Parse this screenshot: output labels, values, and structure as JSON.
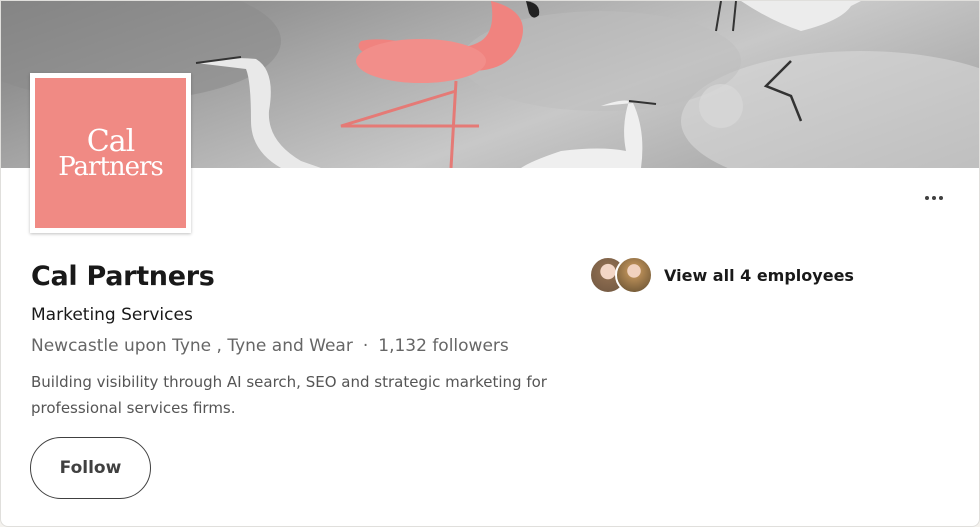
{
  "company": {
    "name": "Cal Partners",
    "industry": "Marketing Services",
    "location": "Newcastle upon Tyne , Tyne and Wear",
    "separator": "·",
    "followers": "1,132 followers",
    "tagline": "Building visibility through AI search, SEO and strategic marketing for professional services firms."
  },
  "logo": {
    "line1": "Cal",
    "line2": "Partners",
    "background": "#f08a84"
  },
  "actions": {
    "follow_label": "Follow",
    "more_icon": "ellipsis-icon"
  },
  "employees": {
    "label": "View all 4 employees"
  },
  "colors": {
    "flamingo": "#f0837f",
    "text_primary": "#191919",
    "text_secondary": "#666666"
  }
}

◆ **Work to do**
Set out every line from the material that contains the string "employees".

◆ **Result**
  "employees": {
    "label": "View all 4 employees"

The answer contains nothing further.